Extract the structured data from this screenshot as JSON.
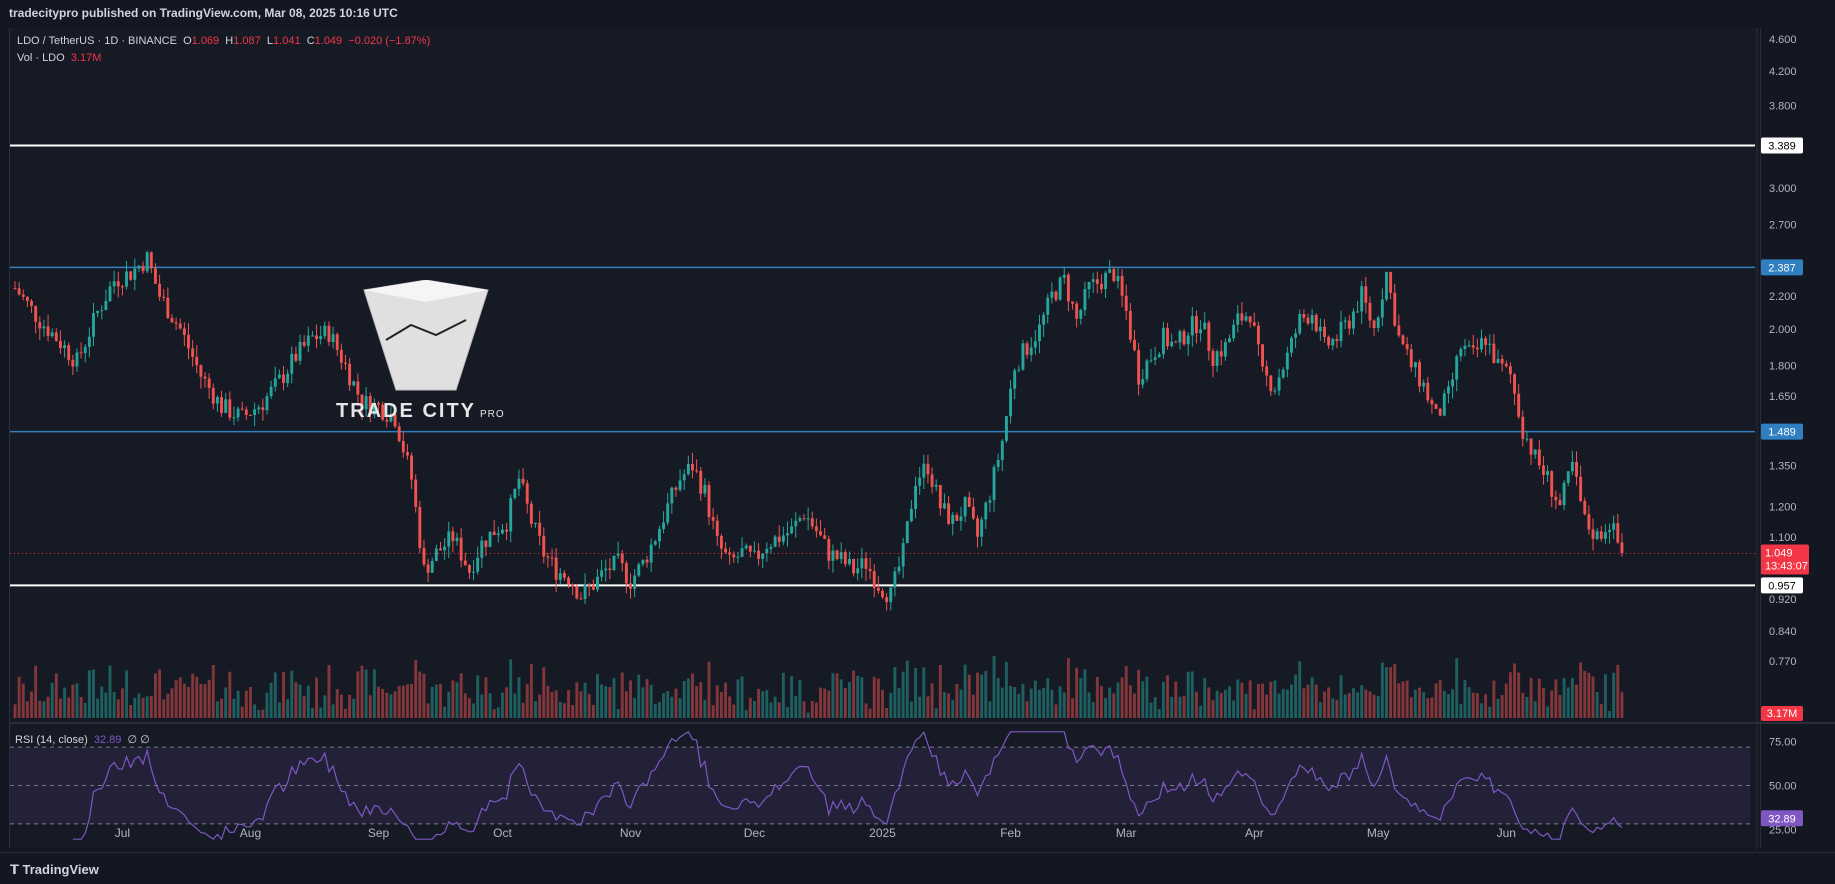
{
  "header": {
    "published": "tradecitypro published on TradingView.com, Mar 08, 2025 10:16 UTC"
  },
  "legend": {
    "symbol": "LDO / TetherUS · 1D · BINANCE",
    "o_label": "O",
    "o": "1.069",
    "h_label": "H",
    "h": "1.087",
    "l_label": "L",
    "l": "1.041",
    "c_label": "C",
    "c": "1.049",
    "change": "−0.020 (−1.87%)",
    "vol_label": "Vol · LDO",
    "vol": "3.17M"
  },
  "rsi_legend": {
    "label": "RSI (14, close)",
    "value": "32.89",
    "extra": "∅ ∅"
  },
  "watermark": {
    "name": "TRADE CITY",
    "suffix": "PRO"
  },
  "footer": {
    "brand": "TradingView"
  },
  "colors": {
    "up": "#26a69a",
    "down": "#ef5350",
    "level_white": "#ffffff",
    "level_blue": "#2962ff",
    "rsi": "#7e57c2",
    "price_label": "#f23645"
  },
  "chart_data": {
    "type": "candlestick",
    "symbol": "LDO / TetherUS",
    "interval": "1D",
    "y_scale": "log",
    "ylim": [
      0.7,
      4.75
    ],
    "y_ticks": [
      "4.600",
      "4.200",
      "3.800",
      "3.000",
      "2.700",
      "2.200",
      "2.000",
      "1.800",
      "1.650",
      "1.350",
      "1.200",
      "1.100",
      "0.920",
      "0.840",
      "0.770"
    ],
    "x_ticks": [
      "Jul",
      "Aug",
      "Sep",
      "Oct",
      "Nov",
      "Dec",
      "2025",
      "Feb",
      "Mar",
      "Apr",
      "May",
      "Jun"
    ],
    "horizontal_levels": [
      {
        "value": 3.389,
        "label": "3.389",
        "color": "white"
      },
      {
        "value": 2.387,
        "label": "2.387",
        "color": "blue"
      },
      {
        "value": 1.489,
        "label": "1.489",
        "color": "blue"
      },
      {
        "value": 0.957,
        "label": "0.957",
        "color": "white"
      }
    ],
    "last_price": {
      "value": 1.049,
      "label": "1.049",
      "countdown": "13:43:07"
    },
    "volume_label": "3.17M",
    "rsi": {
      "period": 14,
      "levels": [
        "75.00",
        "50.00",
        "25.00"
      ],
      "last": "32.89"
    },
    "close_path": [
      [
        0,
        2.25
      ],
      [
        6,
        2.05
      ],
      [
        10,
        1.95
      ],
      [
        15,
        1.82
      ],
      [
        20,
        2.1
      ],
      [
        24,
        2.3
      ],
      [
        28,
        2.35
      ],
      [
        32,
        2.45
      ],
      [
        35,
        2.2
      ],
      [
        40,
        2.0
      ],
      [
        45,
        1.75
      ],
      [
        50,
        1.6
      ],
      [
        55,
        1.55
      ],
      [
        60,
        1.62
      ],
      [
        65,
        1.75
      ],
      [
        68,
        1.85
      ],
      [
        72,
        1.95
      ],
      [
        76,
        1.98
      ],
      [
        80,
        1.8
      ],
      [
        84,
        1.62
      ],
      [
        88,
        1.6
      ],
      [
        92,
        1.55
      ],
      [
        96,
        1.3
      ],
      [
        99,
        1.0
      ],
      [
        102,
        1.05
      ],
      [
        106,
        1.1
      ],
      [
        110,
        1.0
      ],
      [
        113,
        1.08
      ],
      [
        116,
        1.12
      ],
      [
        119,
        1.15
      ],
      [
        122,
        1.3
      ],
      [
        125,
        1.15
      ],
      [
        128,
        1.05
      ],
      [
        131,
        1.0
      ],
      [
        134,
        0.98
      ],
      [
        137,
        0.93
      ],
      [
        140,
        0.96
      ],
      [
        143,
        1.0
      ],
      [
        146,
        1.02
      ],
      [
        149,
        0.97
      ],
      [
        152,
        1.02
      ],
      [
        155,
        1.1
      ],
      [
        158,
        1.2
      ],
      [
        161,
        1.3
      ],
      [
        164,
        1.35
      ],
      [
        167,
        1.25
      ],
      [
        170,
        1.08
      ],
      [
        173,
        1.02
      ],
      [
        176,
        1.05
      ],
      [
        179,
        1.03
      ],
      [
        182,
        1.08
      ],
      [
        185,
        1.1
      ],
      [
        188,
        1.12
      ],
      [
        191,
        1.18
      ],
      [
        194,
        1.12
      ],
      [
        197,
        1.05
      ],
      [
        200,
        1.03
      ],
      [
        203,
        1.0
      ],
      [
        206,
        1.02
      ],
      [
        209,
        0.96
      ],
      [
        212,
        0.93
      ],
      [
        215,
        1.05
      ],
      [
        218,
        1.3
      ],
      [
        221,
        1.35
      ],
      [
        224,
        1.2
      ],
      [
        227,
        1.15
      ],
      [
        230,
        1.2
      ],
      [
        233,
        1.1
      ],
      [
        236,
        1.25
      ],
      [
        239,
        1.45
      ],
      [
        242,
        1.8
      ],
      [
        245,
        1.9
      ],
      [
        248,
        2.0
      ],
      [
        251,
        2.2
      ],
      [
        254,
        2.3
      ],
      [
        257,
        2.05
      ],
      [
        260,
        2.25
      ],
      [
        263,
        2.3
      ],
      [
        266,
        2.35
      ],
      [
        269,
        2.1
      ],
      [
        272,
        1.75
      ],
      [
        275,
        1.85
      ],
      [
        278,
        1.95
      ],
      [
        281,
        1.9
      ],
      [
        284,
        2.0
      ],
      [
        287,
        2.05
      ],
      [
        290,
        1.85
      ],
      [
        293,
        1.9
      ],
      [
        296,
        2.05
      ],
      [
        299,
        2.1
      ],
      [
        302,
        1.75
      ],
      [
        305,
        1.7
      ],
      [
        308,
        1.85
      ],
      [
        311,
        2.05
      ],
      [
        314,
        2.1
      ],
      [
        317,
        1.9
      ],
      [
        320,
        1.95
      ],
      [
        323,
        2.05
      ],
      [
        326,
        2.2
      ],
      [
        329,
        2.0
      ],
      [
        332,
        2.35
      ],
      [
        335,
        1.95
      ],
      [
        338,
        1.8
      ],
      [
        341,
        1.7
      ],
      [
        344,
        1.55
      ],
      [
        347,
        1.65
      ],
      [
        350,
        1.9
      ],
      [
        353,
        1.85
      ],
      [
        356,
        1.95
      ],
      [
        359,
        1.8
      ],
      [
        362,
        1.75
      ],
      [
        365,
        1.5
      ],
      [
        368,
        1.38
      ],
      [
        371,
        1.3
      ],
      [
        374,
        1.2
      ],
      [
        377,
        1.35
      ],
      [
        380,
        1.15
      ],
      [
        383,
        1.1
      ],
      [
        386,
        1.15
      ],
      [
        389,
        1.05
      ]
    ]
  }
}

-------

### Given task
Find each line that has the word "symbol", then copy it out.

### Solution to this problem
    "symbol": "LDO / TetherUS · 1D · BINANCE",
    "symbol": "LDO / TetherUS",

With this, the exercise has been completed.